**WHAT THE TASK REQUIRES:**
Reproduce the listing below exactly, minus its pictures.

**RECORD LIST:**
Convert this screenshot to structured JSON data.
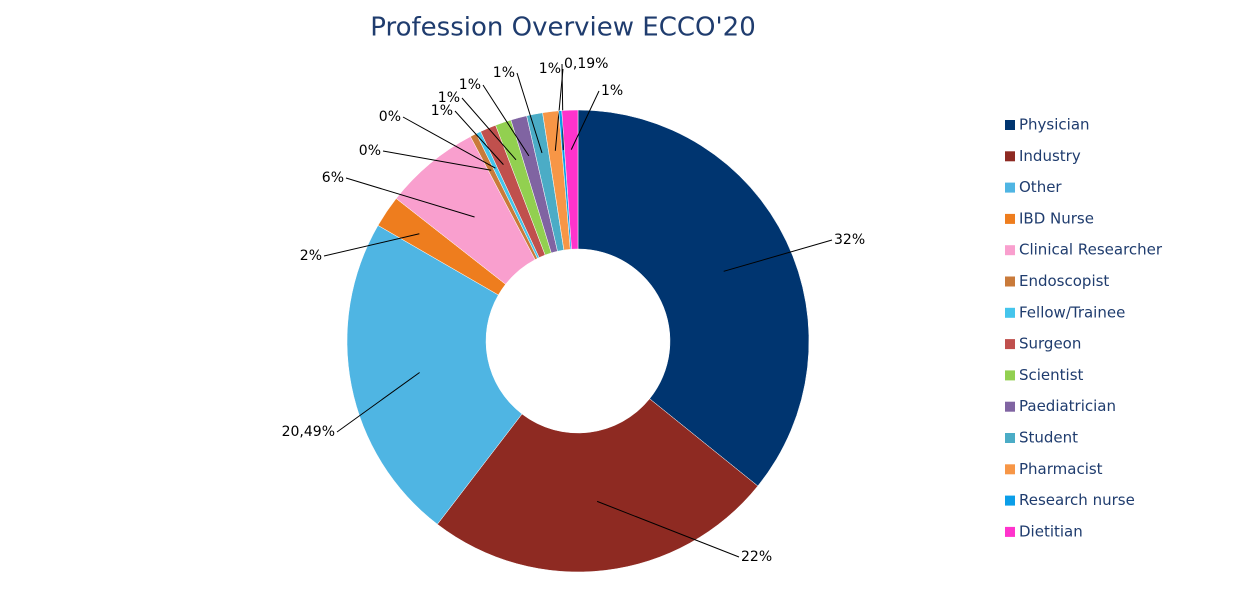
{
  "chart_data": {
    "type": "donut",
    "title": "Profession Overview ECCO'20",
    "categories": [
      "Physician",
      "Industry",
      "Other",
      "IBD Nurse",
      "Clinical Researcher",
      "Endoscopist",
      "Fellow/Trainee",
      "Surgeon",
      "Scientist",
      "Paediatrician",
      "Student",
      "Pharmacist",
      "Research nurse",
      "Dietitian"
    ],
    "values": [
      32,
      22,
      20.49,
      2,
      6,
      0.4,
      0.3,
      1,
      1,
      1,
      1,
      1,
      0.19,
      1
    ],
    "value_labels": [
      "32%",
      "22%",
      "20,49%",
      "2%",
      "6%",
      "0%",
      "0%",
      "1%",
      "1%",
      "1%",
      "1%",
      "1%",
      "0,19%",
      "1%"
    ],
    "colors": [
      "#003570",
      "#8e2a22",
      "#4fb5e3",
      "#ee7d1e",
      "#f99fce",
      "#c97a3a",
      "#45c5ec",
      "#c0504d",
      "#92d050",
      "#8064a2",
      "#4bacc6",
      "#f79646",
      "#0b9ee8",
      "#ff33cc"
    ],
    "legend": "right"
  }
}
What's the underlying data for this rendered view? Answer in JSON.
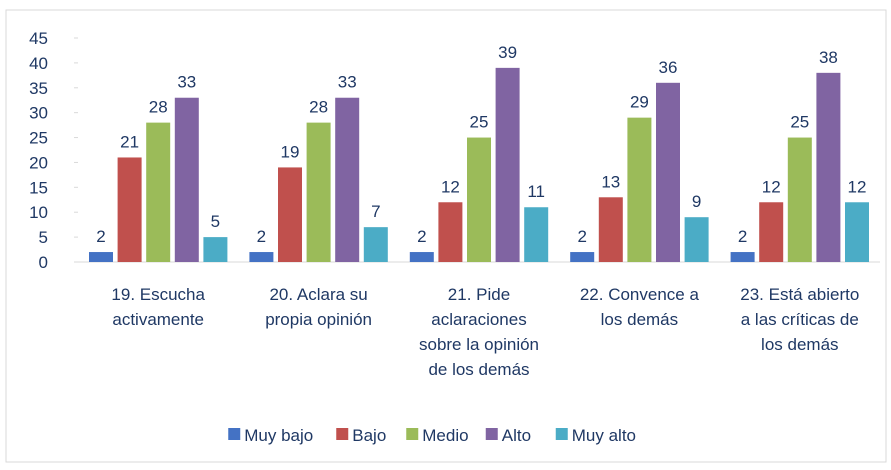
{
  "chart_data": {
    "type": "bar",
    "categories": [
      "19. Escucha activamente",
      "20. Aclara su propia opinión",
      "21. Pide aclaraciones sobre la opinión de los demás",
      "22. Convence a los demás",
      "23. Está abierto a las críticas de los demás"
    ],
    "series": [
      {
        "name": "Muy bajo",
        "color": "#4472c4",
        "values": [
          2,
          2,
          2,
          2,
          2
        ]
      },
      {
        "name": "Bajo",
        "color": "#c0504d",
        "values": [
          21,
          19,
          12,
          13,
          12
        ]
      },
      {
        "name": "Medio",
        "color": "#9bbb59",
        "values": [
          28,
          28,
          25,
          29,
          25
        ]
      },
      {
        "name": "Alto",
        "color": "#8064a2",
        "values": [
          33,
          33,
          39,
          36,
          38
        ]
      },
      {
        "name": "Muy alto",
        "color": "#4bacc6",
        "values": [
          5,
          7,
          11,
          9,
          12
        ]
      }
    ],
    "ylim": [
      0,
      45
    ],
    "yticks": [
      0,
      5,
      10,
      15,
      20,
      25,
      30,
      35,
      40,
      45
    ],
    "legend": "bottom"
  }
}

**RESULT FOR THIS EXERCISE:**
Convert this screenshot to structured JSON data.
{
  "chart_data": {
    "type": "donut",
    "title": "Profession Overview ECCO'20",
    "categories": [
      "Physician",
      "Industry",
      "Other",
      "IBD Nurse",
      "Clinical Researcher",
      "Endoscopist",
      "Fellow/Trainee",
      "Surgeon",
      "Scientist",
      "Paediatrician",
      "Student",
      "Pharmacist",
      "Research nurse",
      "Dietitian"
    ],
    "values": [
      32,
      22,
      20.49,
      2,
      6,
      0.4,
      0.3,
      1,
      1,
      1,
      1,
      1,
      0.19,
      1
    ],
    "value_labels": [
      "32%",
      "22%",
      "20,49%",
      "2%",
      "6%",
      "0%",
      "0%",
      "1%",
      "1%",
      "1%",
      "1%",
      "1%",
      "0,19%",
      "1%"
    ],
    "colors": [
      "#003570",
      "#8e2a22",
      "#4fb5e3",
      "#ee7d1e",
      "#f99fce",
      "#c97a3a",
      "#45c5ec",
      "#c0504d",
      "#92d050",
      "#8064a2",
      "#4bacc6",
      "#f79646",
      "#0b9ee8",
      "#ff33cc"
    ],
    "legend": "right"
  }
}
What's the underlying data for this rendered view? Answer in JSON.
{
  "chart_data": {
    "type": "bar",
    "categories": [
      "19. Escucha activamente",
      "20. Aclara su propia opinión",
      "21. Pide aclaraciones sobre la opinión de los demás",
      "22. Convence a los demás",
      "23. Está abierto a las críticas de los demás"
    ],
    "series": [
      {
        "name": "Muy bajo",
        "color": "#4472c4",
        "values": [
          2,
          2,
          2,
          2,
          2
        ]
      },
      {
        "name": "Bajo",
        "color": "#c0504d",
        "values": [
          21,
          19,
          12,
          13,
          12
        ]
      },
      {
        "name": "Medio",
        "color": "#9bbb59",
        "values": [
          28,
          28,
          25,
          29,
          25
        ]
      },
      {
        "name": "Alto",
        "color": "#8064a2",
        "values": [
          33,
          33,
          39,
          36,
          38
        ]
      },
      {
        "name": "Muy alto",
        "color": "#4bacc6",
        "values": [
          5,
          7,
          11,
          9,
          12
        ]
      }
    ],
    "ylim": [
      0,
      45
    ],
    "yticks": [
      0,
      5,
      10,
      15,
      20,
      25,
      30,
      35,
      40,
      45
    ],
    "legend": "bottom"
  }
}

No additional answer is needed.